* _Required task_:
Using the records below, count the lines with "image" in them. Give the number only.

— start —

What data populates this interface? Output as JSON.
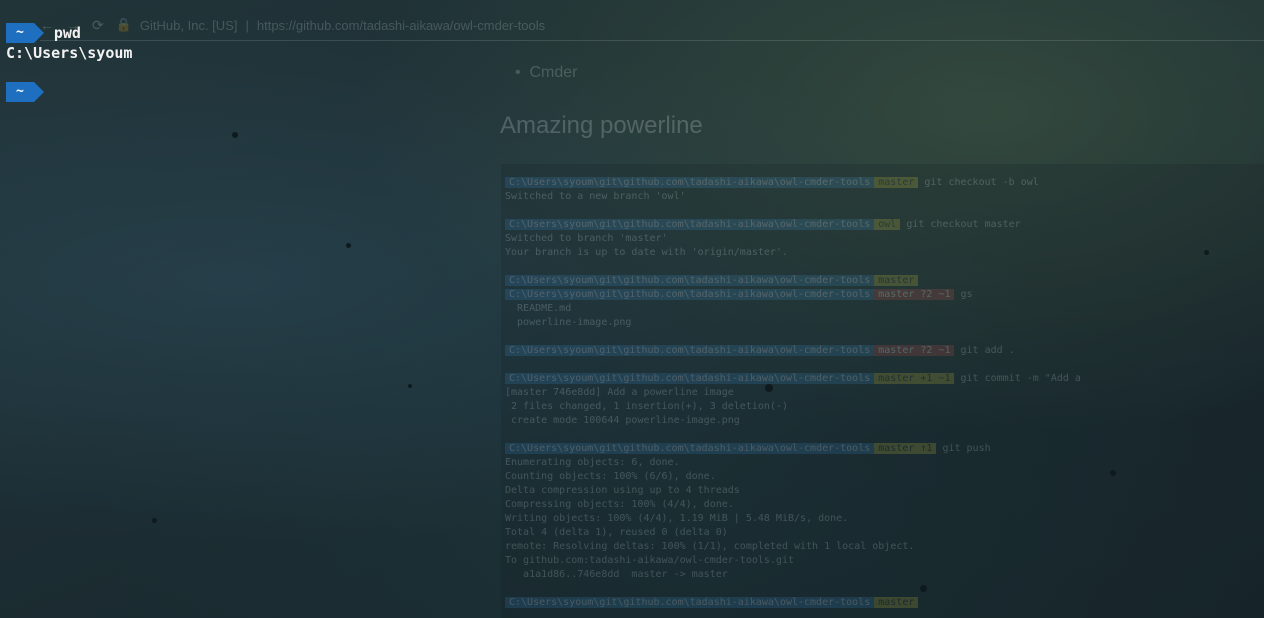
{
  "browser": {
    "nav_back": "←",
    "nav_forward": "→",
    "nav_reload": "⟳",
    "lock": "🔒",
    "site_name": "GitHub, Inc. [US]",
    "url": "https://github.com/tadashi-aikawa/owl-cmder-tools",
    "bullet_item": "Cmder",
    "heading": "Amazing powerline"
  },
  "inner_terminal": {
    "lines": [
      {
        "path": "C:\\Users\\syoum\\git\\github.com\\tadashi-aikawa\\owl-cmder-tools",
        "branch": "master",
        "cmd": "git checkout -b owl",
        "style": "yellow"
      },
      {
        "text": "Switched to a new branch 'owl'"
      },
      {
        "gap": true
      },
      {
        "path": "C:\\Users\\syoum\\git\\github.com\\tadashi-aikawa\\owl-cmder-tools",
        "branch": "owl",
        "cmd": "git checkout master",
        "style": "yellow"
      },
      {
        "text": "Switched to branch 'master'"
      },
      {
        "text": "Your branch is up to date with 'origin/master'."
      },
      {
        "gap": true
      },
      {
        "path": "C:\\Users\\syoum\\git\\github.com\\tadashi-aikawa\\owl-cmder-tools",
        "branch": "master",
        "cmd": "",
        "style": "yellow"
      },
      {
        "path": "C:\\Users\\syoum\\git\\github.com\\tadashi-aikawa\\owl-cmder-tools",
        "branch": "master ?2 ~1",
        "cmd": "gs",
        "style": "red"
      },
      {
        "text": "  README.md"
      },
      {
        "text": "  powerline-image.png"
      },
      {
        "gap": true
      },
      {
        "path": "C:\\Users\\syoum\\git\\github.com\\tadashi-aikawa\\owl-cmder-tools",
        "branch": "master ?2 ~1",
        "cmd": "git add .",
        "style": "red"
      },
      {
        "gap": true
      },
      {
        "path": "C:\\Users\\syoum\\git\\github.com\\tadashi-aikawa\\owl-cmder-tools",
        "branch": "master +1 ~1",
        "cmd": "git commit -m \"Add a",
        "style": "yellow"
      },
      {
        "text": "[master 746e8dd] Add a powerline image"
      },
      {
        "text": " 2 files changed, 1 insertion(+), 3 deletion(-)"
      },
      {
        "text": " create mode 100644 powerline-image.png"
      },
      {
        "gap": true
      },
      {
        "path": "C:\\Users\\syoum\\git\\github.com\\tadashi-aikawa\\owl-cmder-tools",
        "branch": "master ↑1",
        "cmd": "git push",
        "style": "yellow"
      },
      {
        "text": "Enumerating objects: 6, done."
      },
      {
        "text": "Counting objects: 100% (6/6), done."
      },
      {
        "text": "Delta compression using up to 4 threads"
      },
      {
        "text": "Compressing objects: 100% (4/4), done."
      },
      {
        "text": "Writing objects: 100% (4/4), 1.19 MiB | 5.48 MiB/s, done."
      },
      {
        "text": "Total 4 (delta 1), reused 0 (delta 0)"
      },
      {
        "text": "remote: Resolving deltas: 100% (1/1), completed with 1 local object."
      },
      {
        "text": "To github.com:tadashi-aikawa/owl-cmder-tools.git"
      },
      {
        "text": "   a1a1d86..746e8dd  master -> master"
      },
      {
        "gap": true
      },
      {
        "path": "C:\\Users\\syoum\\git\\github.com\\tadashi-aikawa\\owl-cmder-tools",
        "branch": "master",
        "cmd": "",
        "style": "yellow"
      }
    ]
  },
  "terminal": {
    "prompt1": {
      "segment": "~",
      "command": "pwd"
    },
    "output": "C:\\Users\\syoum",
    "prompt2": {
      "segment": "~",
      "command": ""
    }
  },
  "colors": {
    "prompt_segment": "#1e6fc0",
    "text": "#f2f2f2",
    "background": "#1b2a30"
  }
}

— end —

* _Solution to the exercise_:
3